The problem -
Repeat every entry word for word, skipping the pictures.

Records supplied -

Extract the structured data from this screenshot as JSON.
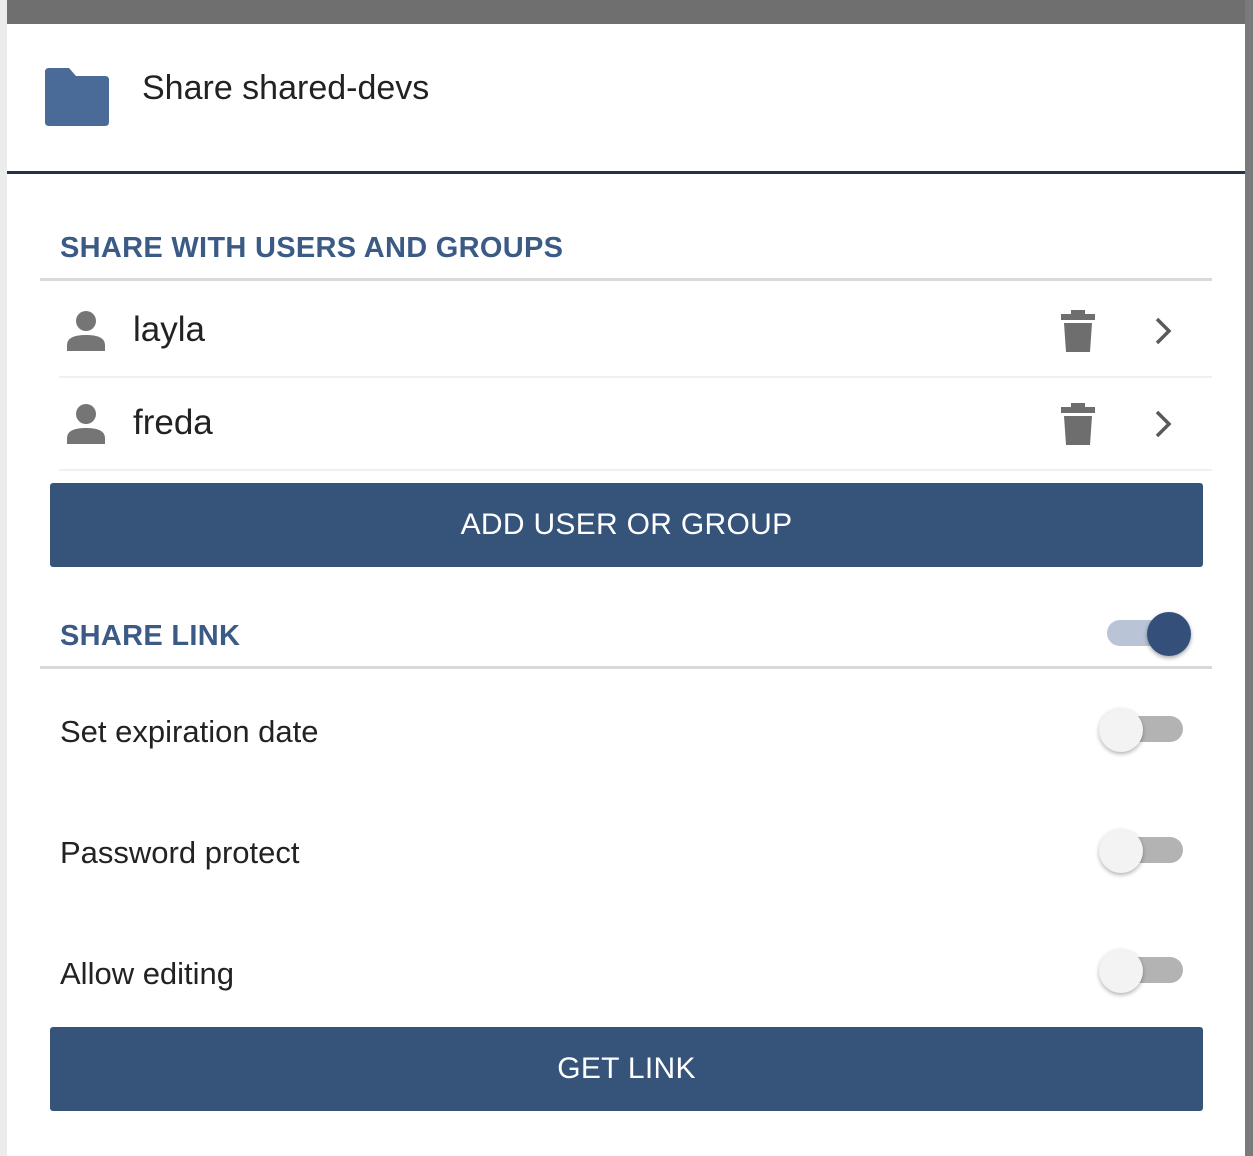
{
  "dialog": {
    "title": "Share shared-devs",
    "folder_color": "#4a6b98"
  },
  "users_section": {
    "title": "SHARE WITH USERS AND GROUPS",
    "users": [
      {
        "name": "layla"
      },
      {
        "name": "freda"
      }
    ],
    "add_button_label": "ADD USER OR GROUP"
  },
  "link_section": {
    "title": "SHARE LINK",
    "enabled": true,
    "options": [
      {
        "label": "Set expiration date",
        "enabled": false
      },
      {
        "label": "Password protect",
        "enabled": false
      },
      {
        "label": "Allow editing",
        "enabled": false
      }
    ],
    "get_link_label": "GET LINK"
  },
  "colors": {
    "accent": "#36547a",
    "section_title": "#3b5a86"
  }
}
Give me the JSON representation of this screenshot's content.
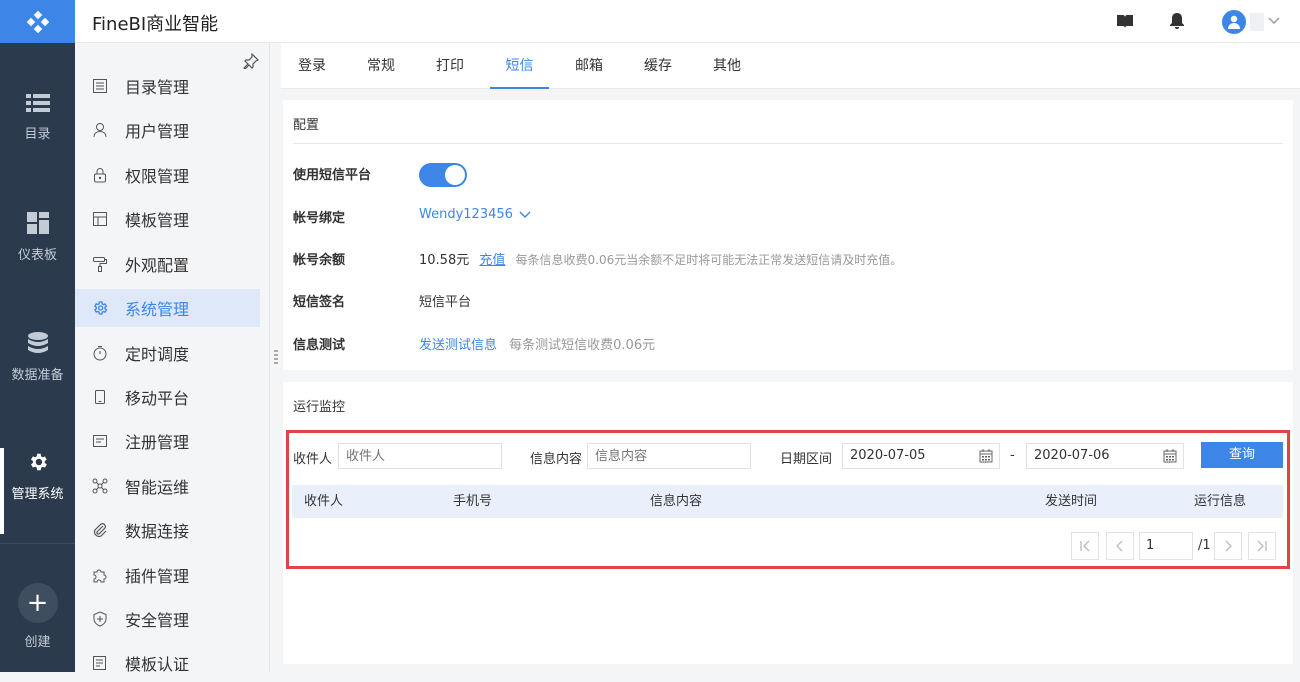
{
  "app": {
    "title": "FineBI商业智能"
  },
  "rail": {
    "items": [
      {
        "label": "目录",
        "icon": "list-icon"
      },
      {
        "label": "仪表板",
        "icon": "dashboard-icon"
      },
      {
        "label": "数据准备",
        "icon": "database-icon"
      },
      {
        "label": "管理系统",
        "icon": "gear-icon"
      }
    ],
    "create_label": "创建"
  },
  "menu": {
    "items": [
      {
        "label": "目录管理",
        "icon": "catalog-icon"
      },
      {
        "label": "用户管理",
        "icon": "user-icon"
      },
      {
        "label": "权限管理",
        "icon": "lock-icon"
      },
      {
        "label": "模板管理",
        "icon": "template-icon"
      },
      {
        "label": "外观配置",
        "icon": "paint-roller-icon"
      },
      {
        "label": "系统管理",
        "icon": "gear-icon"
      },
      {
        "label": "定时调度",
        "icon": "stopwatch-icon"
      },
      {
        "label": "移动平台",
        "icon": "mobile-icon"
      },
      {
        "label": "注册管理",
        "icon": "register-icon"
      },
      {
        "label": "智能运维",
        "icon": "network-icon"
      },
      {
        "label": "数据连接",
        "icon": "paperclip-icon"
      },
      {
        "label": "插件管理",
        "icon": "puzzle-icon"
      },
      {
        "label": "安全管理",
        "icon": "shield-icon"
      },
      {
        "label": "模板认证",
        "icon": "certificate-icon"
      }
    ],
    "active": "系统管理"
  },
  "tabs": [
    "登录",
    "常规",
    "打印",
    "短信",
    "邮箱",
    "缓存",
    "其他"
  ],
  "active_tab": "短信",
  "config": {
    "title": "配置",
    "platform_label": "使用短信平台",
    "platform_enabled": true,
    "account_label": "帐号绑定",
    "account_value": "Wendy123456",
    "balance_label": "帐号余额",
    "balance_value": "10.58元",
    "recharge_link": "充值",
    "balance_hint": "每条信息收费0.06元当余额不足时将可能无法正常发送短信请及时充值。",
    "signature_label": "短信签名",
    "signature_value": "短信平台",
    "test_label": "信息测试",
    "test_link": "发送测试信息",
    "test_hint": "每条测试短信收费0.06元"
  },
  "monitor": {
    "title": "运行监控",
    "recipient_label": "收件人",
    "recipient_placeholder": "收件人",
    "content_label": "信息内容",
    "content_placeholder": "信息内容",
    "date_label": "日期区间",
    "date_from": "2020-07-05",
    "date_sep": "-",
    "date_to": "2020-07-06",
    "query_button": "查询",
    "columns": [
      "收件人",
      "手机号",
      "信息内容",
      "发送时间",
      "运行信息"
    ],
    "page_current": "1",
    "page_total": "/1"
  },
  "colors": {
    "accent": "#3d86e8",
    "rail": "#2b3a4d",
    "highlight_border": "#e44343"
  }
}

The response -
Extract the structured data from this screenshot as JSON.
{
  "dialog": {
    "title": "Share shared-devs",
    "folder_color": "#4a6b98"
  },
  "users_section": {
    "title": "SHARE WITH USERS AND GROUPS",
    "users": [
      {
        "name": "layla"
      },
      {
        "name": "freda"
      }
    ],
    "add_button_label": "ADD USER OR GROUP"
  },
  "link_section": {
    "title": "SHARE LINK",
    "enabled": true,
    "options": [
      {
        "label": "Set expiration date",
        "enabled": false
      },
      {
        "label": "Password protect",
        "enabled": false
      },
      {
        "label": "Allow editing",
        "enabled": false
      }
    ],
    "get_link_label": "GET LINK"
  },
  "colors": {
    "accent": "#36547a",
    "section_title": "#3b5a86"
  }
}
Give me the JSON representation of this screenshot's content.
{
  "app": {
    "title": "FineBI商业智能"
  },
  "rail": {
    "items": [
      {
        "label": "目录",
        "icon": "list-icon"
      },
      {
        "label": "仪表板",
        "icon": "dashboard-icon"
      },
      {
        "label": "数据准备",
        "icon": "database-icon"
      },
      {
        "label": "管理系统",
        "icon": "gear-icon"
      }
    ],
    "create_label": "创建"
  },
  "menu": {
    "items": [
      {
        "label": "目录管理",
        "icon": "catalog-icon"
      },
      {
        "label": "用户管理",
        "icon": "user-icon"
      },
      {
        "label": "权限管理",
        "icon": "lock-icon"
      },
      {
        "label": "模板管理",
        "icon": "template-icon"
      },
      {
        "label": "外观配置",
        "icon": "paint-roller-icon"
      },
      {
        "label": "系统管理",
        "icon": "gear-icon"
      },
      {
        "label": "定时调度",
        "icon": "stopwatch-icon"
      },
      {
        "label": "移动平台",
        "icon": "mobile-icon"
      },
      {
        "label": "注册管理",
        "icon": "register-icon"
      },
      {
        "label": "智能运维",
        "icon": "network-icon"
      },
      {
        "label": "数据连接",
        "icon": "paperclip-icon"
      },
      {
        "label": "插件管理",
        "icon": "puzzle-icon"
      },
      {
        "label": "安全管理",
        "icon": "shield-icon"
      },
      {
        "label": "模板认证",
        "icon": "certificate-icon"
      }
    ],
    "active": "系统管理"
  },
  "tabs": [
    "登录",
    "常规",
    "打印",
    "短信",
    "邮箱",
    "缓存",
    "其他"
  ],
  "active_tab": "短信",
  "config": {
    "title": "配置",
    "platform_label": "使用短信平台",
    "platform_enabled": true,
    "account_label": "帐号绑定",
    "account_value": "Wendy123456",
    "balance_label": "帐号余额",
    "balance_value": "10.58元",
    "recharge_link": "充值",
    "balance_hint": "每条信息收费0.06元当余额不足时将可能无法正常发送短信请及时充值。",
    "signature_label": "短信签名",
    "signature_value": "短信平台",
    "test_label": "信息测试",
    "test_link": "发送测试信息",
    "test_hint": "每条测试短信收费0.06元"
  },
  "monitor": {
    "title": "运行监控",
    "recipient_label": "收件人",
    "recipient_placeholder": "收件人",
    "content_label": "信息内容",
    "content_placeholder": "信息内容",
    "date_label": "日期区间",
    "date_from": "2020-07-05",
    "date_sep": "-",
    "date_to": "2020-07-06",
    "query_button": "查询",
    "columns": [
      "收件人",
      "手机号",
      "信息内容",
      "发送时间",
      "运行信息"
    ],
    "page_current": "1",
    "page_total": "/1"
  },
  "colors": {
    "accent": "#3d86e8",
    "rail": "#2b3a4d",
    "highlight_border": "#e44343"
  }
}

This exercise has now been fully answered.